• Given request: Retype the listing word for word, from its first line through the line containing "rank-label-1: 1 — [7, 537, 35, 609]", including that line.

Listing excerpted from a collection
## Start

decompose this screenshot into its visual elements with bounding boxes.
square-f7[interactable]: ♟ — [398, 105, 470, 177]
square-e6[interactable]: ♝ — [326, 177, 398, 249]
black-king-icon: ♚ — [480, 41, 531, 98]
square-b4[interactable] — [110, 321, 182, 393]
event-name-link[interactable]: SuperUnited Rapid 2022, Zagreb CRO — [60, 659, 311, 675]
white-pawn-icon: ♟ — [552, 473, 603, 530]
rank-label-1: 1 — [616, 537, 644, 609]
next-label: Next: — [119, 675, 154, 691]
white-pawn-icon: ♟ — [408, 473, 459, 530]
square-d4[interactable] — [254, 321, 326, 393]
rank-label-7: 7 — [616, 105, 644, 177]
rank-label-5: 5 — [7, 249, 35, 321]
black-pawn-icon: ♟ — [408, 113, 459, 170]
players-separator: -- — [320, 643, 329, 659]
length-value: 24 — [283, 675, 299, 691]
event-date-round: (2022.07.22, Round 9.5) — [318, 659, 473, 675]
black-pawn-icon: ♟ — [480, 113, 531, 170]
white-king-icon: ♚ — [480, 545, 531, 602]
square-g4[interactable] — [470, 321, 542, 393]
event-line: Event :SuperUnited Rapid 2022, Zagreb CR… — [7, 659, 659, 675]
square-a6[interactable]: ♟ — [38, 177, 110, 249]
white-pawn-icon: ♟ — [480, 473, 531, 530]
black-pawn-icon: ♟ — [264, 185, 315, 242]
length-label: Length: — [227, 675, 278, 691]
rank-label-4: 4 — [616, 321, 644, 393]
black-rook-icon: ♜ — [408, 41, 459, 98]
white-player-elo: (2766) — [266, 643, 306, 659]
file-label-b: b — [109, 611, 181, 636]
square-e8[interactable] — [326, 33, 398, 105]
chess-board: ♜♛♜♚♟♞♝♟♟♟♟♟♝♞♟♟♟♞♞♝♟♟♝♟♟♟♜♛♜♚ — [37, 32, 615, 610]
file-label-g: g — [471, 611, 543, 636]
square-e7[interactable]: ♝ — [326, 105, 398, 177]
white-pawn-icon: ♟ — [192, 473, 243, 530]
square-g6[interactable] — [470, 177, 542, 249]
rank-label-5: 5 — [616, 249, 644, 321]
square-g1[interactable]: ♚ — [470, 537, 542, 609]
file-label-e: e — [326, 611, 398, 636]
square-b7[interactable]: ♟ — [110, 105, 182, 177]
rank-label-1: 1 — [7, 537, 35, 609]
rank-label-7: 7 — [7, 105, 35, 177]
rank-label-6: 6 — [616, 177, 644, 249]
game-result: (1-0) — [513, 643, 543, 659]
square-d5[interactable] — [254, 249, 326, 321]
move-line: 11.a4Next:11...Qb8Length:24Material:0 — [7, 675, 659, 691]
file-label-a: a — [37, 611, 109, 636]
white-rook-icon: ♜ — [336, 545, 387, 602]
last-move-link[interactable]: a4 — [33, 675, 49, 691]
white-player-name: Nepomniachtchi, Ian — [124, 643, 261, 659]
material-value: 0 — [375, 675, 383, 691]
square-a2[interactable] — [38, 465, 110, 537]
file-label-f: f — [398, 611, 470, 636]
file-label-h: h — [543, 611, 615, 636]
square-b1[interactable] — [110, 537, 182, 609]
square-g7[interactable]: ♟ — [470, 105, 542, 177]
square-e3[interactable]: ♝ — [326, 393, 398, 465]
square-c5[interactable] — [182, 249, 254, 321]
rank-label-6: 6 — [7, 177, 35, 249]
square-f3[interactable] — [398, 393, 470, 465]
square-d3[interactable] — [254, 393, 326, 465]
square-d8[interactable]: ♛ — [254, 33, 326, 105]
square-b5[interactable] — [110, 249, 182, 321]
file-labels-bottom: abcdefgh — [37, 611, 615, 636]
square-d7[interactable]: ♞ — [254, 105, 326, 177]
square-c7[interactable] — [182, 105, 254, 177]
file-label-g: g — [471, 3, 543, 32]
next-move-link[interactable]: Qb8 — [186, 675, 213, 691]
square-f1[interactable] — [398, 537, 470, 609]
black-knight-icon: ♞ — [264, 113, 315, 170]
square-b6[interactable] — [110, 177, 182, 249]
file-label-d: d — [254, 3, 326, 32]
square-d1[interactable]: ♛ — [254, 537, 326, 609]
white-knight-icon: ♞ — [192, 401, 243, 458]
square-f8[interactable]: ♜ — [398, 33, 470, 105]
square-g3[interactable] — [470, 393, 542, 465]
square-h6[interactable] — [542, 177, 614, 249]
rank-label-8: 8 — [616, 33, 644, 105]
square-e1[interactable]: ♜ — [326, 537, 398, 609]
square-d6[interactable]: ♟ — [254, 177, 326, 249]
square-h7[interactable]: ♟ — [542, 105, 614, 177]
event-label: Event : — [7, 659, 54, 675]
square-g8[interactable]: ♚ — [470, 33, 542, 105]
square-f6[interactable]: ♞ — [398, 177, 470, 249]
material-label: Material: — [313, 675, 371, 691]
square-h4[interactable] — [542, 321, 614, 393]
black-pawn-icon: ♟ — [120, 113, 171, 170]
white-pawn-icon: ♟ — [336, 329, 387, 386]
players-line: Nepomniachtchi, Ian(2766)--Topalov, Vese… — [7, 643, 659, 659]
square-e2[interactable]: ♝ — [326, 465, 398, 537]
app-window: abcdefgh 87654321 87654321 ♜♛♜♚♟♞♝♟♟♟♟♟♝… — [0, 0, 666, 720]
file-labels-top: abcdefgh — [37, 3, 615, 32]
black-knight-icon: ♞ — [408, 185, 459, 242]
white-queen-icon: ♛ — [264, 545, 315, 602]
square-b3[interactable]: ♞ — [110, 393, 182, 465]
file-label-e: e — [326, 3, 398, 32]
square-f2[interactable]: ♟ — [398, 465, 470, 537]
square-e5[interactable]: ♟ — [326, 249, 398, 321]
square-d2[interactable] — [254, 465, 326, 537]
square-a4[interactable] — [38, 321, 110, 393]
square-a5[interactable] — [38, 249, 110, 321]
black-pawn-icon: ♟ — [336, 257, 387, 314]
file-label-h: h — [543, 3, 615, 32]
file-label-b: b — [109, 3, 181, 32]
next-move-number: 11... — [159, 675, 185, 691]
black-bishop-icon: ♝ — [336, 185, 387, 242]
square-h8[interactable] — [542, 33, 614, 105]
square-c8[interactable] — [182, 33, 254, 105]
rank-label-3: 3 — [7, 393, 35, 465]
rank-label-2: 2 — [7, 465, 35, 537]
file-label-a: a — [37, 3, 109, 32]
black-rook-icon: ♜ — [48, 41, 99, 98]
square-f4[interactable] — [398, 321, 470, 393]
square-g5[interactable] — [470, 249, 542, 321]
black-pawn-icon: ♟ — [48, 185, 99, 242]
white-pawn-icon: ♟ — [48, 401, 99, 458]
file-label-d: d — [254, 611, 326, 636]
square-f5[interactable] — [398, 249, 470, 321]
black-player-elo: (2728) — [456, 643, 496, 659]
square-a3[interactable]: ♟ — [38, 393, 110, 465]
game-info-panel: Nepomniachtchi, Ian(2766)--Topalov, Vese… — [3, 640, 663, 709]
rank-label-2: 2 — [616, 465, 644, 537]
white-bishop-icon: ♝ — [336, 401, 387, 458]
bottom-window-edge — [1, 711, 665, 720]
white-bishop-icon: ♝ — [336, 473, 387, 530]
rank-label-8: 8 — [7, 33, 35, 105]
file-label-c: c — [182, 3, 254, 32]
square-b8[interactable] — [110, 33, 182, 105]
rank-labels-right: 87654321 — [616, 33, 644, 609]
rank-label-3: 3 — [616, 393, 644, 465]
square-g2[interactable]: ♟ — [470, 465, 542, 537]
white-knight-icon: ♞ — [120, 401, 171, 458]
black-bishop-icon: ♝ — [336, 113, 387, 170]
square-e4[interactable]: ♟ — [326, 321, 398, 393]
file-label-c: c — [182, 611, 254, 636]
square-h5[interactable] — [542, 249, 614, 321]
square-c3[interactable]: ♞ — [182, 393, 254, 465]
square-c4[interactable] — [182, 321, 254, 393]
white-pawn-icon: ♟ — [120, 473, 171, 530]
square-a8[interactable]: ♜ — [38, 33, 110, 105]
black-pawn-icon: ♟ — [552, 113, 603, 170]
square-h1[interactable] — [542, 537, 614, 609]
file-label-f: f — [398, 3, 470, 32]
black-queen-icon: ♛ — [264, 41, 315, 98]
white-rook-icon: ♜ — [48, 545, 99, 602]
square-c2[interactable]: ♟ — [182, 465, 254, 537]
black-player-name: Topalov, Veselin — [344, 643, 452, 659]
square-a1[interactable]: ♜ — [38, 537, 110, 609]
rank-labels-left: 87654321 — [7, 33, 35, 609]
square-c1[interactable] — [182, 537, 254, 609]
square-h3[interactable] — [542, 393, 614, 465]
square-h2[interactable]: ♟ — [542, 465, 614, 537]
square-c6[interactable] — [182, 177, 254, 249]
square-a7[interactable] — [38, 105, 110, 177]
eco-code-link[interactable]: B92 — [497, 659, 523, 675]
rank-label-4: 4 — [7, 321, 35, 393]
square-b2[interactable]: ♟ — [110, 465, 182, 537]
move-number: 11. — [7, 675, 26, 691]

## End

• Result of this exercise:
decompose this screenshot into its visual elements with bounding boxes.
square-f7[interactable]: ♟ — [398, 105, 470, 177]
square-e6[interactable]: ♝ — [326, 177, 398, 249]
black-king-icon: ♚ — [480, 41, 531, 98]
square-b4[interactable] — [110, 321, 182, 393]
event-name-link[interactable]: SuperUnited Rapid 2022, Zagreb CRO — [60, 659, 311, 675]
white-pawn-icon: ♟ — [552, 473, 603, 530]
rank-label-1: 1 — [616, 537, 644, 609]
next-label: Next: — [119, 675, 154, 691]
white-pawn-icon: ♟ — [408, 473, 459, 530]
square-d4[interactable] — [254, 321, 326, 393]
rank-label-7: 7 — [616, 105, 644, 177]
rank-label-5: 5 — [7, 249, 35, 321]
black-pawn-icon: ♟ — [408, 113, 459, 170]
players-separator: -- — [320, 643, 329, 659]
length-value: 24 — [283, 675, 299, 691]
event-date-round: (2022.07.22, Round 9.5) — [318, 659, 473, 675]
black-pawn-icon: ♟ — [480, 113, 531, 170]
white-king-icon: ♚ — [480, 545, 531, 602]
square-g4[interactable] — [470, 321, 542, 393]
event-line: Event :SuperUnited Rapid 2022, Zagreb CR… — [7, 659, 659, 675]
square-a6[interactable]: ♟ — [38, 177, 110, 249]
white-pawn-icon: ♟ — [480, 473, 531, 530]
black-pawn-icon: ♟ — [264, 185, 315, 242]
length-label: Length: — [227, 675, 278, 691]
rank-label-4: 4 — [616, 321, 644, 393]
black-rook-icon: ♜ — [408, 41, 459, 98]
white-player-elo: (2766) — [266, 643, 306, 659]
file-label-b: b — [109, 611, 181, 636]
square-e8[interactable] — [326, 33, 398, 105]
chess-board: ♜♛♜♚♟♞♝♟♟♟♟♟♝♞♟♟♟♞♞♝♟♟♝♟♟♟♜♛♜♚ — [37, 32, 615, 610]
file-label-g: g — [471, 611, 543, 636]
square-e7[interactable]: ♝ — [326, 105, 398, 177]
white-pawn-icon: ♟ — [192, 473, 243, 530]
square-g6[interactable] — [470, 177, 542, 249]
rank-label-5: 5 — [616, 249, 644, 321]
square-g1[interactable]: ♚ — [470, 537, 542, 609]
file-label-e: e — [326, 611, 398, 636]
square-b7[interactable]: ♟ — [110, 105, 182, 177]
rank-label-1: 1 — [7, 537, 35, 609]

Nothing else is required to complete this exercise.